** start EXERCISE MATERIALS **
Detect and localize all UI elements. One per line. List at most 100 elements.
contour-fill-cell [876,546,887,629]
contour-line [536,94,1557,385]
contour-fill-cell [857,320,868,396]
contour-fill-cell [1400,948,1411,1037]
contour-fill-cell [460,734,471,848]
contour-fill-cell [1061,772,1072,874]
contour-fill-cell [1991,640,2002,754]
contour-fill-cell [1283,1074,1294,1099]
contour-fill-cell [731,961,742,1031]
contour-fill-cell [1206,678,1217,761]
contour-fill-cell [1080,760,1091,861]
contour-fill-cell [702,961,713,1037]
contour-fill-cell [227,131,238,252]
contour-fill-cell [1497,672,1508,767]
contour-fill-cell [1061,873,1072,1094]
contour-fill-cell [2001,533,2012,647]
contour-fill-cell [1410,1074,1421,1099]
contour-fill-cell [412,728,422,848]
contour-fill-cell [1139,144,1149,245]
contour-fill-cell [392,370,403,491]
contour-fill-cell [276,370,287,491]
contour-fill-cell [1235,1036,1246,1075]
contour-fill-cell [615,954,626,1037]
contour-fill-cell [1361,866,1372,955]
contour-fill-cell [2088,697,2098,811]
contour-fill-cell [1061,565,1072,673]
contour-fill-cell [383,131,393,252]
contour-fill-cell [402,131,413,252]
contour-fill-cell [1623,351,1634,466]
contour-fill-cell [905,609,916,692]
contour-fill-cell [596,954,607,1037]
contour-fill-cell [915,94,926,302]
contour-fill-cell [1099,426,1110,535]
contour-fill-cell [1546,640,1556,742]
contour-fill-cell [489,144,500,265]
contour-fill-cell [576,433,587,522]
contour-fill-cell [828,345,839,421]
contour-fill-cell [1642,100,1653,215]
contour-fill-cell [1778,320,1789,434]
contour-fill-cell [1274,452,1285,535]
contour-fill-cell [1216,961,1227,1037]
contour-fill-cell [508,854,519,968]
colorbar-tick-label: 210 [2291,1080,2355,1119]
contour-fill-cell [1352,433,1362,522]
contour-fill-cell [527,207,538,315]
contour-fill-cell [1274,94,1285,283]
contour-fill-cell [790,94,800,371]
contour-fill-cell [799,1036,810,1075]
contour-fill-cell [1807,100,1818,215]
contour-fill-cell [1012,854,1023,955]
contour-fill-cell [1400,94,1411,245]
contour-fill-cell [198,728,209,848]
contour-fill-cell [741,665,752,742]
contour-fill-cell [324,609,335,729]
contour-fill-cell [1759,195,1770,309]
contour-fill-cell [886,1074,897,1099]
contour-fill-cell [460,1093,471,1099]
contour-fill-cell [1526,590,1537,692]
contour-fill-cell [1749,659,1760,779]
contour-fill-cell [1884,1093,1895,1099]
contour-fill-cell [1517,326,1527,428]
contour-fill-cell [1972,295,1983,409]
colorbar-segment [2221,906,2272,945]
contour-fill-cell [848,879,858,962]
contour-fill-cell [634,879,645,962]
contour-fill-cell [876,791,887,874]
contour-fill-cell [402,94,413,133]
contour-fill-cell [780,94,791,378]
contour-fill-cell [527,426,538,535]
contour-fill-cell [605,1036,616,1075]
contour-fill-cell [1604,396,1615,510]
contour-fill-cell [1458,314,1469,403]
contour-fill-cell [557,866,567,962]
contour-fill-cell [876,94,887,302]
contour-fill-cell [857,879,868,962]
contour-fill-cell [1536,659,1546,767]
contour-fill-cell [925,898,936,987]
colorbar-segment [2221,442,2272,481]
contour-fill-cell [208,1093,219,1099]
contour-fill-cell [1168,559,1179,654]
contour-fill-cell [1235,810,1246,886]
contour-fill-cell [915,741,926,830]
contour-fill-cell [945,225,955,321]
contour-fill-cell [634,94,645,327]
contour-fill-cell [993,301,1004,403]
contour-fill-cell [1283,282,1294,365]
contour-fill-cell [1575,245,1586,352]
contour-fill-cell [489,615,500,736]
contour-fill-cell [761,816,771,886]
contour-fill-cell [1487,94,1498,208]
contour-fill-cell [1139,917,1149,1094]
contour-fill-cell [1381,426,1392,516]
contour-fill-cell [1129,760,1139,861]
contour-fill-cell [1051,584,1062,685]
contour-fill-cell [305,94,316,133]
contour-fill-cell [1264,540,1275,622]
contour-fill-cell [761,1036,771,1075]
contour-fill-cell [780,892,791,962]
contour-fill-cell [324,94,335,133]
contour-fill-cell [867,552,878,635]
** end EXERCISE MATERIALS **
• _TASK TO COMPLETE_: Retype every line of the data above without changing anything.

• _THE COMPLETED TASK_:
Detect and localize all UI elements. One per line. List at most 100 elements.
contour-fill-cell [876,546,887,629]
contour-line [536,94,1557,385]
contour-fill-cell [857,320,868,396]
contour-fill-cell [1400,948,1411,1037]
contour-fill-cell [460,734,471,848]
contour-fill-cell [1061,772,1072,874]
contour-fill-cell [1991,640,2002,754]
contour-fill-cell [1283,1074,1294,1099]
contour-fill-cell [731,961,742,1031]
contour-fill-cell [1206,678,1217,761]
contour-fill-cell [1080,760,1091,861]
contour-fill-cell [702,961,713,1037]
contour-fill-cell [227,131,238,252]
contour-fill-cell [1497,672,1508,767]
contour-fill-cell [1061,873,1072,1094]
contour-fill-cell [2001,533,2012,647]
contour-fill-cell [1410,1074,1421,1099]
contour-fill-cell [412,728,422,848]
contour-fill-cell [1139,144,1149,245]
contour-fill-cell [392,370,403,491]
contour-fill-cell [276,370,287,491]
contour-fill-cell [1235,1036,1246,1075]
contour-fill-cell [615,954,626,1037]
contour-fill-cell [1361,866,1372,955]
contour-fill-cell [2088,697,2098,811]
contour-fill-cell [1061,565,1072,673]
contour-fill-cell [383,131,393,252]
contour-fill-cell [402,131,413,252]
contour-fill-cell [1623,351,1634,466]
contour-fill-cell [905,609,916,692]
contour-fill-cell [596,954,607,1037]
contour-fill-cell [915,94,926,302]
contour-fill-cell [1099,426,1110,535]
contour-fill-cell [1546,640,1556,742]
contour-fill-cell [489,144,500,265]
contour-fill-cell [576,433,587,522]
contour-fill-cell [828,345,839,421]
contour-fill-cell [1642,100,1653,215]
contour-fill-cell [1778,320,1789,434]
contour-fill-cell [1274,452,1285,535]
contour-fill-cell [1216,961,1227,1037]
contour-fill-cell [508,854,519,968]
colorbar-tick-label: 210 [2291,1080,2355,1119]
contour-fill-cell [1352,433,1362,522]
contour-fill-cell [527,207,538,315]
contour-fill-cell [1274,94,1285,283]
contour-fill-cell [790,94,800,371]
contour-fill-cell [799,1036,810,1075]
contour-fill-cell [1807,100,1818,215]
contour-fill-cell [1012,854,1023,955]
contour-fill-cell [1400,94,1411,245]
contour-fill-cell [198,728,209,848]
contour-fill-cell [741,665,752,742]
contour-fill-cell [324,609,335,729]
contour-fill-cell [1759,195,1770,309]
contour-fill-cell [886,1074,897,1099]
contour-fill-cell [460,1093,471,1099]
contour-fill-cell [1526,590,1537,692]
contour-fill-cell [1749,659,1760,779]
contour-fill-cell [1884,1093,1895,1099]
contour-fill-cell [1517,326,1527,428]
contour-fill-cell [1972,295,1983,409]
colorbar-segment [2221,906,2272,945]
contour-fill-cell [848,879,858,962]
contour-fill-cell [634,879,645,962]
contour-fill-cell [876,791,887,874]
contour-fill-cell [402,94,413,133]
contour-fill-cell [780,94,791,378]
contour-fill-cell [527,426,538,535]
contour-fill-cell [605,1036,616,1075]
contour-fill-cell [1604,396,1615,510]
contour-fill-cell [1458,314,1469,403]
contour-fill-cell [557,866,567,962]
contour-fill-cell [876,94,887,302]
contour-fill-cell [857,879,868,962]
contour-fill-cell [1536,659,1546,767]
contour-fill-cell [925,898,936,987]
colorbar-segment [2221,442,2272,481]
contour-fill-cell [208,1093,219,1099]
contour-fill-cell [1168,559,1179,654]
contour-fill-cell [1235,810,1246,886]
contour-fill-cell [915,741,926,830]
contour-fill-cell [945,225,955,321]
contour-fill-cell [634,94,645,327]
contour-fill-cell [993,301,1004,403]
contour-fill-cell [1283,282,1294,365]
contour-fill-cell [1575,245,1586,352]
contour-fill-cell [489,615,500,736]
contour-fill-cell [761,816,771,886]
contour-fill-cell [1487,94,1498,208]
contour-fill-cell [1139,917,1149,1094]
contour-fill-cell [1381,426,1392,516]
contour-fill-cell [1129,760,1139,861]
contour-fill-cell [1051,584,1062,685]
contour-fill-cell [305,94,316,133]
contour-fill-cell [1264,540,1275,622]
contour-fill-cell [761,1036,771,1075]
contour-fill-cell [780,892,791,962]
contour-fill-cell [324,94,335,133]
contour-fill-cell [867,552,878,635]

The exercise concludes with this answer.